» Aim of the exercise
Please convert every line of the material below into a JSON list of strings, one string per line, with blank lines omitted.

» Layout annotation data
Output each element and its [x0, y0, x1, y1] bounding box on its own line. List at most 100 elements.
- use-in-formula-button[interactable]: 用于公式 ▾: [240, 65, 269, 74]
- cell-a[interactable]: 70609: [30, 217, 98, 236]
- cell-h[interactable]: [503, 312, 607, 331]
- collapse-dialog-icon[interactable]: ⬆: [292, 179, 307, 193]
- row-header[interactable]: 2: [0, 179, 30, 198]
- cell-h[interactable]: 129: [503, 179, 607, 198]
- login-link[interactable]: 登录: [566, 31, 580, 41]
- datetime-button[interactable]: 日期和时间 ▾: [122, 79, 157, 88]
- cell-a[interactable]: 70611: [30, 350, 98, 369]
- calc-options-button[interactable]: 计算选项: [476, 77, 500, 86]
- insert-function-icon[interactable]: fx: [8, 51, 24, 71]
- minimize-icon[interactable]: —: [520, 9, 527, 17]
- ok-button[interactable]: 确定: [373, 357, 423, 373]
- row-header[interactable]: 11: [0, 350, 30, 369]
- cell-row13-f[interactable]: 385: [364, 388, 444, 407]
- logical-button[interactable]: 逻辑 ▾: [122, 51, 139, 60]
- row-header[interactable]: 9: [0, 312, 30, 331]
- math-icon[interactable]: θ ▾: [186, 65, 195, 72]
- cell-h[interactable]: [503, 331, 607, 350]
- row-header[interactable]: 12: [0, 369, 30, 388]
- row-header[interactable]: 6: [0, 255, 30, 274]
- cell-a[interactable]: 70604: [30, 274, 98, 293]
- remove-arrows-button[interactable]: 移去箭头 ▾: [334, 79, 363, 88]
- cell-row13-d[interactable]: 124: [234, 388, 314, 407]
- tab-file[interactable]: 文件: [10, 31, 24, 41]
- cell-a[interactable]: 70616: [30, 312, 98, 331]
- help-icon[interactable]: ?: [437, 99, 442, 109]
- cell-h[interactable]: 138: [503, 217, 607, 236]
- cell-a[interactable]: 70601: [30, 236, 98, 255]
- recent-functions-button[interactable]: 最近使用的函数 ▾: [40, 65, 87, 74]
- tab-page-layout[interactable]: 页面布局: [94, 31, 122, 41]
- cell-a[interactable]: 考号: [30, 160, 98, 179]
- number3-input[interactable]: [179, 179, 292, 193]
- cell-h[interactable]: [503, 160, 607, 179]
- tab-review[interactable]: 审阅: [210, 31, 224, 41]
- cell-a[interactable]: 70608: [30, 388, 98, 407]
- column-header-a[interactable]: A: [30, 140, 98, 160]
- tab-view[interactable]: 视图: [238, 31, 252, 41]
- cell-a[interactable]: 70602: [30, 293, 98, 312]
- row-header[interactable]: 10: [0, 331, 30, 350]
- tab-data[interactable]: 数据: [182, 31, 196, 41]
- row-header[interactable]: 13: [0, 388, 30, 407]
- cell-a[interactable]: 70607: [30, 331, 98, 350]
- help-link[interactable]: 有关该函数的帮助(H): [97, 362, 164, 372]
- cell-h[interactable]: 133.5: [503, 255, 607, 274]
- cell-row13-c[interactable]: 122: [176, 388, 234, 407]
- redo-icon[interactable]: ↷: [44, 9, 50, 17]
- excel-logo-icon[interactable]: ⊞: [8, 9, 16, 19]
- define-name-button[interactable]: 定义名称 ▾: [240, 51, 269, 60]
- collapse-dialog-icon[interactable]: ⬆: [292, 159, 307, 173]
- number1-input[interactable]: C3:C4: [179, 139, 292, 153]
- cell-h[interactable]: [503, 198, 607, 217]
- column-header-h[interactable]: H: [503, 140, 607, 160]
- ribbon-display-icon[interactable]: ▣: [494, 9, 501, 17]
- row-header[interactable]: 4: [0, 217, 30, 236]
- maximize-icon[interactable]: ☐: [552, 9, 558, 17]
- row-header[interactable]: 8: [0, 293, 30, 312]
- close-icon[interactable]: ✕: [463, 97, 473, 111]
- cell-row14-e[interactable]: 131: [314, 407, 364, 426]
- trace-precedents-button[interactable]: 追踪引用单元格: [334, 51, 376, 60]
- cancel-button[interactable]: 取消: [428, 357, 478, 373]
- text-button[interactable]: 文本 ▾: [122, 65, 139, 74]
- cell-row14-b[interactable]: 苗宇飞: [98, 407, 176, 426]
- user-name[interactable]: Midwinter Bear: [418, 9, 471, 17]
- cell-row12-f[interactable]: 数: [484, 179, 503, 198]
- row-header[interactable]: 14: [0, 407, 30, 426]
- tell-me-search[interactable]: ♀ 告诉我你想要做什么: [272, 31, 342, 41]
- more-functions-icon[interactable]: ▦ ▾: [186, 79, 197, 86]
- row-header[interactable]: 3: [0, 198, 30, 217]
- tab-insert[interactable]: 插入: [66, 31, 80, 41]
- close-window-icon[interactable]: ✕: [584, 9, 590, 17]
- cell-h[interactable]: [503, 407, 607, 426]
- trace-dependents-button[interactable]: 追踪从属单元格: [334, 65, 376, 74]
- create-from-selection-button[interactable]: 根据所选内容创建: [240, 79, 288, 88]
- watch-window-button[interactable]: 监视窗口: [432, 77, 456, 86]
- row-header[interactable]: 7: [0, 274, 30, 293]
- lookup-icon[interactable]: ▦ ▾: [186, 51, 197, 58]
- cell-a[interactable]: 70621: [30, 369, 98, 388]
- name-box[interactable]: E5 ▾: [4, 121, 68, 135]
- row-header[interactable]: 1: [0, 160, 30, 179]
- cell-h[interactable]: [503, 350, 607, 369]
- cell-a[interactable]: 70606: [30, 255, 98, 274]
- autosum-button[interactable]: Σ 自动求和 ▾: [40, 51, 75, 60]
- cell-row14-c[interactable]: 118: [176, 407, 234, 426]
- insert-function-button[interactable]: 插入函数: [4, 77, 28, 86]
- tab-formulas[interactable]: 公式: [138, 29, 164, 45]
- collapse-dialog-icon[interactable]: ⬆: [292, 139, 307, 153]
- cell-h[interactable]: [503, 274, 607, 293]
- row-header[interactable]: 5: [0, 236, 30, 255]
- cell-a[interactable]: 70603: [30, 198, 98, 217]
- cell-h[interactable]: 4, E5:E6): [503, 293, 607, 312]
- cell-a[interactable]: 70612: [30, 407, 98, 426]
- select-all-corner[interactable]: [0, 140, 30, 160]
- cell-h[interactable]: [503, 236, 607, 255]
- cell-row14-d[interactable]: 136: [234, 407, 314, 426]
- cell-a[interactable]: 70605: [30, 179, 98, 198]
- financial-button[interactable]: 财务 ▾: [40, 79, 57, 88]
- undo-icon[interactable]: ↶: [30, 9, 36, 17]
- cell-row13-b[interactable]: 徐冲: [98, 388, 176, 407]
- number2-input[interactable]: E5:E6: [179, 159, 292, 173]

» Written reply
[
  "Output each element and its [x0, y0, x1, y1] bounding box on its own line. List at most 100 elements.",
  "- use-in-formula-button[interactable]: 用于公式 ▾: [240, 65, 269, 74]",
  "- cell-a[interactable]: 70609: [30, 217, 98, 236]",
  "- cell-h[interactable]: [503, 312, 607, 331]",
  "- collapse-dialog-icon[interactable]: ⬆: [292, 179, 307, 193]",
  "- row-header[interactable]: 2: [0, 179, 30, 198]",
  "- cell-h[interactable]: 129: [503, 179, 607, 198]",
  "- login-link[interactable]: 登录: [566, 31, 580, 41]",
  "- datetime-button[interactable]: 日期和时间 ▾: [122, 79, 157, 88]",
  "- cell-a[interactable]: 70611: [30, 350, 98, 369]",
  "- calc-options-button[interactable]: 计算选项: [476, 77, 500, 86]",
  "- insert-function-icon[interactable]: fx: [8, 51, 24, 71]",
  "- minimize-icon[interactable]: —: [520, 9, 527, 17]",
  "- ok-button[interactable]: 确定: [373, 357, 423, 373]",
  "- row-header[interactable]: 11: [0, 350, 30, 369]",
  "- cell-row13-f[interactable]: 385: [364, 388, 444, 407]",
  "- logical-button[interactable]: 逻辑 ▾: [122, 51, 139, 60]",
  "- row-header[interactable]: 9: [0, 312, 30, 331]",
  "- math-icon[interactable]: θ ▾: [186, 65, 195, 72]",
  "- cell-h[interactable]: [503, 331, 607, 350]",
  "- row-header[interactable]: 12: [0, 369, 30, 388]",
  "- row-header[interactable]: 6: [0, 255, 30, 274]",
  "- cell-a[interactable]: 70604: [30, 274, 98, 293]",
  "- remove-arrows-button[interactable]: 移去箭头 ▾: [334, 79, 363, 88]",
  "- cell-row13-d[interactable]: 124: [234, 388, 314, 407]",
  "- tab-file[interactable]: 文件: [10, 31, 24, 41]",
  "- cell-a[interactable]: 70616: [30, 312, 98, 331]",
  "- help-icon[interactable]: ?: [437, 99, 442, 109]",
  "- cell-h[interactable]: 138: [503, 217, 607, 236]",
  "- cell-a[interactable]: 70601: [30, 236, 98, 255]",
  "- recent-functions-button[interactable]: 最近使用的函数 ▾: [40, 65, 87, 74]",
  "- tab-page-layout[interactable]: 页面布局: [94, 31, 122, 41]",
  "- cell-a[interactable]: 考号: [30, 160, 98, 179]",
  "- number3-input[interactable]: [179, 179, 292, 193]",
  "- cell-h[interactable]: [503, 160, 607, 179]",
  "- tab-review[interactable]: 审阅: [210, 31, 224, 41]",
  "- cell-a[interactable]: 70608: [30, 388, 98, 407]",
  "- column-header-a[interactable]: A: [30, 140, 98, 160]",
  "- tab-view[interactable]: 视图: [238, 31, 252, 41]",
  "- cell-a[interactable]: 70602: [30, 293, 98, 312]",
  "- row-header[interactable]: 10: [0, 331, 30, 350]",
  "- tab-data[interactable]: 数据: [182, 31, 196, 41]",
  "- row-header[interactable]: 13: [0, 388, 30, 407]",
  "- cell-a[interactable]: 70607: [30, 331, 98, 350]",
  "- help-link[interactable]: 有关该函数的帮助(H): [97, 362, 164, 372]",
  "- cell-h[interactable]: 133.5: [503, 255, 607, 274]",
  "- cell-row13-c[interactable]: 122: [176, 388, 234, 407]",
  "- redo-icon[interactable]: ↷: [44, 9, 50, 17]",
  "- excel-logo-icon[interactable]: ⊞: [8, 9, 16, 19]",
  "- define-name-button[interactable]: 定义名称 ▾: [240, 51, 269, 60]",
  "- collapse-dialog-icon[interactable]: ⬆: [292, 159, 307, 173]",
  "- number1-input[interactable]: C3:C4: [179, 139, 292, 153]",
  "- cell-h[interactable]: [503, 198, 607, 217]",
  "- column-header-h[interactable]: H: [503, 140, 607, 160]",
  "- ribbon-display-icon[interactable]: ▣: [494, 9, 501, 17]",
  "- row-header[interactable]: 4: [0, 217, 30, 236]",
  "- maximize-icon[interactable]: ☐: [552, 9, 558, 17]",
  "- row-header[interactable]: 8: [0, 293, 30, 312]",
  "- close-icon[interactable]: ✕: [463, 97, 473, 111]",
  "- cell-row14-e[interactable]: 131: [314, 407, 364, 426]",
  "- trace-precedents-button[interactable]: 追踪引用单元格: [334, 51, 376, 60]",
  "- cancel-button[interactable]: 取消: [428, 357, 478, 373]",
  "- text-button[interactable]: 文本 ▾: [122, 65, 139, 74]",
  "- cell-row14-b[interactable]: 苗宇飞: [98, 407, 176, 426]",
  "- user-name[interactable]: Midwinter Bear: [418, 9, 471, 17]",
  "- cell-row12-f[interactable]: 数: [484, 179, 503, 198]",
  "- row-header[interactable]: 14: [0, 407, 30, 426]",
  "- tell-me-search[interactable]: ♀ 告诉我你想要做什么: [272, 31, 342, 41]",
  "- more-functions-icon[interactable]: ▦ ▾: [186, 79, 197, 86]",
  "- row-header[interactable]: 3: [0, 198, 30, 217]",
  "- tab-insert[interactable]: 插入: [66, 31, 80, 41]",
  "- close-window-icon[interactable]: ✕: [584, 9, 590, 17]",
  "- cell-h[interactable]: [503, 407, 607, 426]",
  "- trace-dependents-button[interactable]: 追踪从属单元格: [334, 65, 376, 74]",
  "- create-from-selection-button[interactable]: 根据所选内容创建: [240, 79, 288, 88]",
  "- watch-window-button[interactable]: 监视窗口: [432, 77, 456, 86]",
  "- row-header[interactable]: 7: [0, 274, 30, 293]",
  "- lookup-icon[interactable]: ▦ ▾: [186, 51, 197, 58]",
  "- cell-a[interactable]: 70621: [30, 369, 98, 388]",
  "- name-box[interactable]: E5 ▾: [4, 121, 68, 135]",
  "- row-header[interactable]: 1: [0, 160, 30, 179]",
  "- cell-h[interactable]: [503, 350, 607, 369]",
  "- cell-a[interactable]: 70606: [30, 255, 98, 274]",
  "- autosum-button[interactable]: Σ 自动求和 ▾: [40, 51, 75, 60]",
  "- cell-row14-c[interactable]: 118: [176, 407, 234, 426]",
  "- insert-function-button[interactable]: 插入函数: [4, 77, 28, 86]",
  "- tab-formulas[interactable]: 公式: [138, 29, 164, 45]",
  "- collapse-dialog-icon[interactable]: ⬆: [292, 139, 307, 153]",
  "- cell-h[interactable]: [503, 274, 607, 293]",
  "- row-header[interactable]: 5: [0, 236, 30, 255]",
  "- cell-a[interactable]: 70603: [30, 198, 98, 217]",
  "- cell-h[interactable]: 4, E5:E6): [503, 293, 607, 312]",
  "- cell-a[interactable]: 70612: [30, 407, 98, 426]",
  "- select-all-corner[interactable]: [0, 140, 30, 160]",
  "- cell-h[interactable]: [503, 236, 607, 255]",
  "- cell-row14-d[interactable]: 136: [234, 407, 314, 426]",
  "- cell-a[interactable]: 70605: [30, 179, 98, 198]",
  "- financial-button[interactable]: 财务 ▾: [40, 79, 57, 88]",
  "- undo-icon[interactable]: ↶: [30, 9, 36, 17]",
  "- cell-row13-b[interactable]: 徐冲: [98, 388, 176, 407]",
  "- number2-input[interactable]: E5:E6: [179, 159, 292, 173]"
]